Objective. Revise the records below by changing each "row-note" to "row-remark", and leave everything else as it is.
## Begin Supplied material
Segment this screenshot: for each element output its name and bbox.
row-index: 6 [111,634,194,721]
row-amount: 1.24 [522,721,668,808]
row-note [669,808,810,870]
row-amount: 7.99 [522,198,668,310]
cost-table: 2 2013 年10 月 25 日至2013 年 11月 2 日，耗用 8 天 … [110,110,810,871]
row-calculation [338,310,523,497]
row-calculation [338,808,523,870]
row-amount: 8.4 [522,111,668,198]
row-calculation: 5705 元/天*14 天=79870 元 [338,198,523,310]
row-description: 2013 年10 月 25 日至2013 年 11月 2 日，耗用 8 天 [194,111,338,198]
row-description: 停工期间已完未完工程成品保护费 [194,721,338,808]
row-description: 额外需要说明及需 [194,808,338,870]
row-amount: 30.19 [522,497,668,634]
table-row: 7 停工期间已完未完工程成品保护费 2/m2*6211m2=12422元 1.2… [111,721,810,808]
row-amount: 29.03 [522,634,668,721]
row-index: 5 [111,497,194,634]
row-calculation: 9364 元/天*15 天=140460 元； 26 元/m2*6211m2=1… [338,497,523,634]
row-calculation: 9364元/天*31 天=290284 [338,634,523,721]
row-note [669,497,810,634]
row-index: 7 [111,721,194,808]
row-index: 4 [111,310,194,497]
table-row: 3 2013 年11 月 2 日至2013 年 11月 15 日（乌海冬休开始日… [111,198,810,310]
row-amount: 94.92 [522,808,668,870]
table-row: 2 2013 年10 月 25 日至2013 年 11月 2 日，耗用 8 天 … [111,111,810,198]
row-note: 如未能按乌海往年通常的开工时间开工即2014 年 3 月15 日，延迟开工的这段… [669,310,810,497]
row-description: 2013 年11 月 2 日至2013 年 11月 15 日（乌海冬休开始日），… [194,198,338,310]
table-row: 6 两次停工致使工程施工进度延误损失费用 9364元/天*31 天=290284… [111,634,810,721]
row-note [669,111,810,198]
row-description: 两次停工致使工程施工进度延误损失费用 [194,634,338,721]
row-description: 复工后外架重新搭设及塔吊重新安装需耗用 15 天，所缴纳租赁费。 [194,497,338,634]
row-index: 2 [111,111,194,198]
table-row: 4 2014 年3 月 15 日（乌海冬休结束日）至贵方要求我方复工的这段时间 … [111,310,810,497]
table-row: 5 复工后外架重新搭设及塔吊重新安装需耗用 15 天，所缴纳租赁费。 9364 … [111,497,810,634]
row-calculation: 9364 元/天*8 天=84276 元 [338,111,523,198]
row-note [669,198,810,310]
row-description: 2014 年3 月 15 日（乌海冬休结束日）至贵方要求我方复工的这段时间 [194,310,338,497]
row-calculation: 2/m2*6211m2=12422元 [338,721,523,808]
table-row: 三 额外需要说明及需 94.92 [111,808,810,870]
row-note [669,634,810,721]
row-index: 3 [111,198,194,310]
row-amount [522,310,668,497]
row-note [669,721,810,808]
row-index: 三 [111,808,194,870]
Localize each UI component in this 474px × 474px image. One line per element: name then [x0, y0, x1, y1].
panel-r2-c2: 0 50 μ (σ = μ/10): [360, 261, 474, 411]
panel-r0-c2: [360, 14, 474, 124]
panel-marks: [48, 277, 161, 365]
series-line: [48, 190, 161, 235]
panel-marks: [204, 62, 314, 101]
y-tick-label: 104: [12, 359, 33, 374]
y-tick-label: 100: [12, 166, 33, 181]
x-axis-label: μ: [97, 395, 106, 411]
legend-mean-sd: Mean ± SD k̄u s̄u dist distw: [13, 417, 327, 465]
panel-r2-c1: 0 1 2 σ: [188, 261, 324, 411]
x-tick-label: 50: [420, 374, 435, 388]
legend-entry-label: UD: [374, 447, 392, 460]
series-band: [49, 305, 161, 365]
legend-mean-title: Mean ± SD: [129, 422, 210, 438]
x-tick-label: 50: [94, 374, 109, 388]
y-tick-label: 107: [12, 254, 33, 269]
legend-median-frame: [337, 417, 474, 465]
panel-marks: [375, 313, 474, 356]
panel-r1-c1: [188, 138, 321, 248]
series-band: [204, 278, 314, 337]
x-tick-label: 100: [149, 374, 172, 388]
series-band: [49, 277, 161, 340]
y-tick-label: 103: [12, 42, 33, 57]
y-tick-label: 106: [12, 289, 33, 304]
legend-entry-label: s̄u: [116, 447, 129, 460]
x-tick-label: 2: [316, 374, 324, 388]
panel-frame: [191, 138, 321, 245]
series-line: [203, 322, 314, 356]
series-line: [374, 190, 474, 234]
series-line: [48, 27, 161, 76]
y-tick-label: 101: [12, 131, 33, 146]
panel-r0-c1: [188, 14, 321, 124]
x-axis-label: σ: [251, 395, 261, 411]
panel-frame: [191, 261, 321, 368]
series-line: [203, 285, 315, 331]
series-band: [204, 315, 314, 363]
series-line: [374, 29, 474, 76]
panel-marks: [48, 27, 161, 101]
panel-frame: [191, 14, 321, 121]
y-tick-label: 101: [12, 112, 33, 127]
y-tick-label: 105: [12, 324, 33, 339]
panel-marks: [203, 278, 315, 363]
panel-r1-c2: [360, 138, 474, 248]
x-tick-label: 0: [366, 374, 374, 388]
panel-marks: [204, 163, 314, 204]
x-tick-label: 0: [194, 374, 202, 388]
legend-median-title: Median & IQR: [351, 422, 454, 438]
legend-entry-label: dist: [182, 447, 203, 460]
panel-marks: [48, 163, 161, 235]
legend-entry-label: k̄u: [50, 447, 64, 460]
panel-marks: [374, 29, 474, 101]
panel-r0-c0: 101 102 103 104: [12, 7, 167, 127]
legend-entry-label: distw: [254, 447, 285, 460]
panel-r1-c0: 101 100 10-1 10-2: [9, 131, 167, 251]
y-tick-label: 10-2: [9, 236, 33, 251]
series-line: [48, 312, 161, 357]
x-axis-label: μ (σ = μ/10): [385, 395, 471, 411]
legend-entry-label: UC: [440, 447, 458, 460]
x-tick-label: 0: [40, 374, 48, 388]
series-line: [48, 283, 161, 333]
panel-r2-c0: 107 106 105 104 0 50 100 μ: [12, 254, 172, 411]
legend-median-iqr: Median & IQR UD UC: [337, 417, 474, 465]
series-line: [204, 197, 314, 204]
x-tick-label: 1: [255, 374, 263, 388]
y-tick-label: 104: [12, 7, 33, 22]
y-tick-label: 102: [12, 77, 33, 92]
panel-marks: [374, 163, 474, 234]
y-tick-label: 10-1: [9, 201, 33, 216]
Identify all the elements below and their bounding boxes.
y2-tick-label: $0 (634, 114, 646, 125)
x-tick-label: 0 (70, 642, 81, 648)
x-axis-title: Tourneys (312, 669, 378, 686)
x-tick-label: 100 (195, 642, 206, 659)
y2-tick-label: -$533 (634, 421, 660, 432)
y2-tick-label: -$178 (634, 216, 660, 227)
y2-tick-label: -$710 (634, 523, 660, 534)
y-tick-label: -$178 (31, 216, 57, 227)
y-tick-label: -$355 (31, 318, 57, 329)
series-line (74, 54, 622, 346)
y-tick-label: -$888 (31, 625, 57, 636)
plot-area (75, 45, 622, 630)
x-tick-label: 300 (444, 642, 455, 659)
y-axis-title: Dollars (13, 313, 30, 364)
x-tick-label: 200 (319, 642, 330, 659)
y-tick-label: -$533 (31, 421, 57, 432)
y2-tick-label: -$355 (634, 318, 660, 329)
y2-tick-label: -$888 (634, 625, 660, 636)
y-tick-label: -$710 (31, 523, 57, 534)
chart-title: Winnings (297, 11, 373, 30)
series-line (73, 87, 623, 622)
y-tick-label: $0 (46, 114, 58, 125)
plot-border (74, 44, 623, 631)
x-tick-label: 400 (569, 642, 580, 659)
## End Supplied material
Task result.
Segment this screenshot: for each element output its name and bbox.
row-index: 6 [111,634,194,721]
row-amount: 1.24 [522,721,668,808]
row-remark [669,808,810,870]
row-amount: 7.99 [522,198,668,310]
cost-table: 2 2013 年10 月 25 日至2013 年 11月 2 日，耗用 8 天 … [110,110,810,871]
row-calculation [338,310,523,497]
row-calculation [338,808,523,870]
row-amount: 8.4 [522,111,668,198]
row-calculation: 5705 元/天*14 天=79870 元 [338,198,523,310]
row-description: 2013 年10 月 25 日至2013 年 11月 2 日，耗用 8 天 [194,111,338,198]
row-description: 停工期间已完未完工程成品保护费 [194,721,338,808]
row-description: 额外需要说明及需 [194,808,338,870]
row-amount: 30.19 [522,497,668,634]
table-row: 7 停工期间已完未完工程成品保护费 2/m2*6211m2=12422元 1.2… [111,721,810,808]
row-amount: 29.03 [522,634,668,721]
row-index: 5 [111,497,194,634]
row-calculation: 9364 元/天*15 天=140460 元； 26 元/m2*6211m2=1… [338,497,523,634]
row-calculation: 9364元/天*31 天=290284 [338,634,523,721]
row-remark [669,497,810,634]
row-index: 7 [111,721,194,808]
row-index: 4 [111,310,194,497]
table-row: 3 2013 年11 月 2 日至2013 年 11月 15 日（乌海冬休开始日… [111,198,810,310]
row-amount: 94.92 [522,808,668,870]
table-row: 2 2013 年10 月 25 日至2013 年 11月 2 日，耗用 8 天 … [111,111,810,198]
row-remark: 如未能按乌海往年通常的开工时间开工即2014 年 3 月15 日，延迟开工的这段… [669,310,810,497]
row-description: 2013 年11 月 2 日至2013 年 11月 15 日（乌海冬休开始日），… [194,198,338,310]
table-row: 6 两次停工致使工程施工进度延误损失费用 9364元/天*31 天=290284… [111,634,810,721]
row-remark [669,111,810,198]
row-description: 两次停工致使工程施工进度延误损失费用 [194,634,338,721]
row-description: 复工后外架重新搭设及塔吊重新安装需耗用 15 天，所缴纳租赁费。 [194,497,338,634]
row-index: 2 [111,111,194,198]
table-row: 4 2014 年3 月 15 日（乌海冬休结束日）至贵方要求我方复工的这段时间 … [111,310,810,497]
table-row: 5 复工后外架重新搭设及塔吊重新安装需耗用 15 天，所缴纳租赁费。 9364 … [111,497,810,634]
row-calculation: 9364 元/天*8 天=84276 元 [338,111,523,198]
row-remark [669,198,810,310]
row-description: 2014 年3 月 15 日（乌海冬休结束日）至贵方要求我方复工的这段时间 [194,310,338,497]
row-calculation: 2/m2*6211m2=12422元 [338,721,523,808]
table-row: 三 额外需要说明及需 94.92 [111,808,810,870]
row-remark [669,634,810,721]
row-index: 3 [111,198,194,310]
row-amount [522,310,668,497]
row-remark [669,721,810,808]
row-index: 三 [111,808,194,870]
Localize each UI component in this 474px × 474px image. One line per element: name then [x0, y0, x1, y1].
panel-r2-c2: 0 50 μ (σ = μ/10): [360, 261, 474, 411]
panel-r0-c2: [360, 14, 474, 124]
panel-marks: [48, 277, 161, 365]
series-line: [48, 190, 161, 235]
panel-marks: [204, 62, 314, 101]
y-tick-label: 104: [12, 359, 33, 374]
y-tick-label: 100: [12, 166, 33, 181]
x-axis-label: μ: [97, 395, 106, 411]
legend-mean-sd: Mean ± SD k̄u s̄u dist distw: [13, 417, 327, 465]
panel-r2-c1: 0 1 2 σ: [188, 261, 324, 411]
x-tick-label: 50: [420, 374, 435, 388]
legend-entry-label: UD: [374, 447, 392, 460]
series-band: [49, 305, 161, 365]
legend-mean-title: Mean ± SD: [129, 422, 210, 438]
x-tick-label: 50: [94, 374, 109, 388]
y-tick-label: 107: [12, 254, 33, 269]
legend-median-frame: [337, 417, 474, 465]
panel-marks: [375, 313, 474, 356]
panel-r1-c1: [188, 138, 321, 248]
series-band: [204, 278, 314, 337]
x-tick-label: 100: [149, 374, 172, 388]
series-band: [49, 277, 161, 340]
y-tick-label: 103: [12, 42, 33, 57]
y-tick-label: 106: [12, 289, 33, 304]
legend-entry-label: s̄u: [116, 447, 129, 460]
x-tick-label: 2: [316, 374, 324, 388]
panel-frame: [191, 138, 321, 245]
series-line: [203, 322, 314, 356]
series-line: [374, 190, 474, 234]
series-line: [48, 27, 161, 76]
y-tick-label: 101: [12, 131, 33, 146]
panel-r0-c1: [188, 14, 321, 124]
x-axis-label: σ: [251, 395, 261, 411]
panel-frame: [191, 261, 321, 368]
series-line: [203, 285, 315, 331]
series-band: [204, 315, 314, 363]
series-line: [374, 29, 474, 76]
panel-marks: [48, 27, 161, 101]
panel-frame: [191, 14, 321, 121]
y-tick-label: 101: [12, 112, 33, 127]
y-tick-label: 105: [12, 324, 33, 339]
panel-marks: [203, 278, 315, 363]
panel-r1-c2: [360, 138, 474, 248]
x-tick-label: 0: [366, 374, 374, 388]
panel-marks: [204, 163, 314, 204]
x-tick-label: 0: [194, 374, 202, 388]
legend-median-title: Median & IQR: [351, 422, 454, 438]
legend-entry-label: dist: [182, 447, 203, 460]
panel-marks: [48, 163, 161, 235]
legend-entry-label: k̄u: [50, 447, 64, 460]
panel-marks: [374, 29, 474, 101]
panel-r0-c0: 101 102 103 104: [12, 7, 167, 127]
legend-entry-label: distw: [254, 447, 285, 460]
panel-r1-c0: 101 100 10-1 10-2: [9, 131, 167, 251]
y-tick-label: 10-2: [9, 236, 33, 251]
series-line: [48, 312, 161, 357]
x-axis-label: μ (σ = μ/10): [385, 395, 471, 411]
legend-entry-label: UC: [440, 447, 458, 460]
x-tick-label: 0: [40, 374, 48, 388]
series-line: [48, 283, 161, 333]
panel-r2-c0: 107 106 105 104 0 50 100 μ: [12, 254, 172, 411]
legend-median-iqr: Median & IQR UD UC: [337, 417, 474, 465]
series-line: [204, 197, 314, 204]
x-tick-label: 1: [255, 374, 263, 388]
y-tick-label: 104: [12, 7, 33, 22]
y-tick-label: 102: [12, 77, 33, 92]
panel-marks: [374, 163, 474, 234]
y-tick-label: 10-1: [9, 201, 33, 216]
Identify all the elements below and their bounding boxes.
y2-tick-label: $0 (634, 114, 646, 125)
x-tick-label: 0 (70, 642, 81, 648)
x-axis-title: Tourneys (312, 669, 378, 686)
x-tick-label: 100 (195, 642, 206, 659)
y2-tick-label: -$533 (634, 421, 660, 432)
y2-tick-label: -$178 (634, 216, 660, 227)
y2-tick-label: -$710 (634, 523, 660, 534)
y-tick-label: -$178 (31, 216, 57, 227)
y-tick-label: -$355 (31, 318, 57, 329)
series-line (74, 54, 622, 346)
y-tick-label: -$888 (31, 625, 57, 636)
plot-area (75, 45, 622, 630)
x-tick-label: 300 (444, 642, 455, 659)
y-axis-title: Dollars (13, 313, 30, 364)
x-tick-label: 200 (319, 642, 330, 659)
y-tick-label: -$533 (31, 421, 57, 432)
y2-tick-label: -$355 (634, 318, 660, 329)
y2-tick-label: -$888 (634, 625, 660, 636)
y-tick-label: -$710 (31, 523, 57, 534)
chart-title: Winnings (297, 11, 373, 30)
series-line (73, 87, 623, 622)
y-tick-label: $0 (46, 114, 58, 125)
plot-border (74, 44, 623, 631)
x-tick-label: 400 (569, 642, 580, 659)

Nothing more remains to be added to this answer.